Given passage »
-------
Singapore Telecommunications Ltd (SingTel) will buy out the remaining stake of Temasek in Bharti Telecom Ltd (BTL) for Rs 4397 crore ($657 million or S$884 million) to indirectly push up its holding in Bharti Airtel Ltd (BAL), India’s top telecom service provider.
Privately held BTL is the holding firm of BAL that boasts of being the third largest mobile operator in the world by number of subscribers on its network. BTL owns 45.09% of BAL.
SingTel in turn already owns 39.78% of BTL besides a direct stake of 15.01% of BAL. With the latest deal, its effective total holding in BAL shall increase from 32.94% to 36.27%. It is already the single largest shareholder of BAL.
The Mittal family owns just under 30% effective stake in BAL, largely by virtue of its 51% stake in BTL.
The deal is part of a twin transaction where SingTel is also acquiring Temasek’s stake in Thai telco Intouch. Temasek, one of the two state investment firms of Singapore, is also the majority stakeholder of SingTel.
-------
[Stored items]

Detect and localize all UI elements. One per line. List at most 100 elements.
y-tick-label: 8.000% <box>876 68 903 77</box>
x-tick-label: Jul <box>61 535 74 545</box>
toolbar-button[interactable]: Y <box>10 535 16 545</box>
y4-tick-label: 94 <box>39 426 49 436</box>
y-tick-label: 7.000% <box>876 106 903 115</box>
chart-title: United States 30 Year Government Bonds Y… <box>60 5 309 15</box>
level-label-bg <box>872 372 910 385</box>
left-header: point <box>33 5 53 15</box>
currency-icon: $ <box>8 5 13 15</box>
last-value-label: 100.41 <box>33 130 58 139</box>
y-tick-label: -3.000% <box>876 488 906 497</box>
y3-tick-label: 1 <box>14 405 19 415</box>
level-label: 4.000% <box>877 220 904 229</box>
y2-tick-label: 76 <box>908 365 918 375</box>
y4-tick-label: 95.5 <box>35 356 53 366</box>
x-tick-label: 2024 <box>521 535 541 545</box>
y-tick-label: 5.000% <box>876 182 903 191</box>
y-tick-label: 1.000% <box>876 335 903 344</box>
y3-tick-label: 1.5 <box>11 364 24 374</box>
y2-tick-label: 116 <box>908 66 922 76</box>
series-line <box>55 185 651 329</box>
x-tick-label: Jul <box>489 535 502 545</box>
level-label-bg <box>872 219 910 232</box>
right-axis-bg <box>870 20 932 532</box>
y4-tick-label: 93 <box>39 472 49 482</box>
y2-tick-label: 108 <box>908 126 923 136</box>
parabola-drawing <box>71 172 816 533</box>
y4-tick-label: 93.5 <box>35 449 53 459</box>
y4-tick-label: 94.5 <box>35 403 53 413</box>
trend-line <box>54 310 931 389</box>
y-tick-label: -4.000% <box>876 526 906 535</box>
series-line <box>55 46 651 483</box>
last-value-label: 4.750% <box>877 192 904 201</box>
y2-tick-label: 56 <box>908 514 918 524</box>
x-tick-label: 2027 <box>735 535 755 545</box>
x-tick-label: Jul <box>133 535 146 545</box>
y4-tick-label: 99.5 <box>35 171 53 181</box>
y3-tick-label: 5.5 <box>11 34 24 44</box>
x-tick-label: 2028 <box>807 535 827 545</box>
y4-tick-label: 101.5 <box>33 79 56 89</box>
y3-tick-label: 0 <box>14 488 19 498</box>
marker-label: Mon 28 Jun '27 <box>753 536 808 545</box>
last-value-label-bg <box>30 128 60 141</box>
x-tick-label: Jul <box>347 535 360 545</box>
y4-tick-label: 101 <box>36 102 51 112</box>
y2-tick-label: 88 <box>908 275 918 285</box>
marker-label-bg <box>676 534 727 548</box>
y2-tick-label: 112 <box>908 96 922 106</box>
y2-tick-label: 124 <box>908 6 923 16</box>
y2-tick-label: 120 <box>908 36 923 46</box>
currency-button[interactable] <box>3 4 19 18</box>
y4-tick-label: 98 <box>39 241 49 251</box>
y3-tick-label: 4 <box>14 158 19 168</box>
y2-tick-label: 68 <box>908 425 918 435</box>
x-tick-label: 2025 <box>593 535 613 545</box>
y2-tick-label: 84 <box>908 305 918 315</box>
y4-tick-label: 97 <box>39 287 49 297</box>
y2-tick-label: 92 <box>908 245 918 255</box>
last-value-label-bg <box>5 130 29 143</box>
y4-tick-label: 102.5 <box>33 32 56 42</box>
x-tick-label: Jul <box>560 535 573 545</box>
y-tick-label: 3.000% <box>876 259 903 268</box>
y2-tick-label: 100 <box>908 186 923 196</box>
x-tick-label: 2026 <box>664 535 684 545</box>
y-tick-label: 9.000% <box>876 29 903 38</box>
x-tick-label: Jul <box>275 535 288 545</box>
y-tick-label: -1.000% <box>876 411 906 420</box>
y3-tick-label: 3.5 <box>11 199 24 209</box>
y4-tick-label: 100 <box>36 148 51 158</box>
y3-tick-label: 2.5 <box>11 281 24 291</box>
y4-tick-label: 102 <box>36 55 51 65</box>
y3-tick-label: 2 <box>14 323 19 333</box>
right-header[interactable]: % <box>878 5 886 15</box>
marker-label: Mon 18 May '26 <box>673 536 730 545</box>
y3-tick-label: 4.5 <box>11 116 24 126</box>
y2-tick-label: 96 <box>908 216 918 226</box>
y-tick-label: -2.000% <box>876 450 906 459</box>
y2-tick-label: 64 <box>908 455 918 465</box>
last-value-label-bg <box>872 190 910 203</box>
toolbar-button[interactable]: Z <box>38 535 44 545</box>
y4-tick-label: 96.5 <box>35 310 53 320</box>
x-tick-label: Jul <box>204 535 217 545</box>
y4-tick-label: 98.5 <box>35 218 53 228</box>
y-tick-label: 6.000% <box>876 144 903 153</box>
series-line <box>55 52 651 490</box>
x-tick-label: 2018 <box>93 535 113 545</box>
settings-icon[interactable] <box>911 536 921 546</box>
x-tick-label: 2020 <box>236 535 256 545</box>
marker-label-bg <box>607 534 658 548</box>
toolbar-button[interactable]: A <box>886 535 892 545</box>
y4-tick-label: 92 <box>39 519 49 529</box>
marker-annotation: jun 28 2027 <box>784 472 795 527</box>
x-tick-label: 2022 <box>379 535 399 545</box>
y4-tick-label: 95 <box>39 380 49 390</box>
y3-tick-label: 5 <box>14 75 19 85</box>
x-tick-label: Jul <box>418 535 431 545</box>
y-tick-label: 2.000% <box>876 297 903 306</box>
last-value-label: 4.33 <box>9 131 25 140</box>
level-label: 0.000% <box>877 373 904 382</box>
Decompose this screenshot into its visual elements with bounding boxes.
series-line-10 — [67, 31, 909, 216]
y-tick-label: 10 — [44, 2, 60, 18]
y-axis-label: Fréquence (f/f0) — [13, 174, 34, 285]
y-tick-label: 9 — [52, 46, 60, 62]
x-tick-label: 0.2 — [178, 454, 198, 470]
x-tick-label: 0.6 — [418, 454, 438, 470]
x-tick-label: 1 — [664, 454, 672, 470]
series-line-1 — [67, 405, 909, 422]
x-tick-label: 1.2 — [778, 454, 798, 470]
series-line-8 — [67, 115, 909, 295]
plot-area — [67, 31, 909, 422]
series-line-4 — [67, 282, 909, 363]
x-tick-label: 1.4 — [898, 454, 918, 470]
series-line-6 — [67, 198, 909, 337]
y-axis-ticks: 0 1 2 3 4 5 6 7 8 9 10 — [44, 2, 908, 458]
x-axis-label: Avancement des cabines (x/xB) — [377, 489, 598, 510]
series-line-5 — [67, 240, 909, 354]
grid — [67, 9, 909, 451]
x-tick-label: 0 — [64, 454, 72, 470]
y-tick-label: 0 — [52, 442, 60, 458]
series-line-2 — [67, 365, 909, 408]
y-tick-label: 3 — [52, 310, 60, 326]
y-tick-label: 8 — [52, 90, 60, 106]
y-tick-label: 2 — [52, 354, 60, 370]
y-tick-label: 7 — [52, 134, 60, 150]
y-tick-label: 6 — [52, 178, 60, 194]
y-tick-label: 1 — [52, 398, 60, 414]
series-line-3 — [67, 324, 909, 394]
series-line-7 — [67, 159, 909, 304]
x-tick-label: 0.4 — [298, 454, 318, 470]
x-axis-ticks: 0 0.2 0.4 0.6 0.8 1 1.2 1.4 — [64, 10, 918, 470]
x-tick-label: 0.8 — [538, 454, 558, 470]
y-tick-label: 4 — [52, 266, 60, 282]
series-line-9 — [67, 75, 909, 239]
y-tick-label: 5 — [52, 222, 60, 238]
-------
Task statement »
Answer these questions from the SingTel deal text:
1. What percentage of Bharti Airtel does Bharti Telecom own?
2. What stake does the Mittal family hold in Bharti Telecom?
3. In which Thai telco is SingTel also acquiring Temasek's stake?
The records have no connection to the text.

Result of this exercise »
1. 45.09%
2. 51%
3. Intouch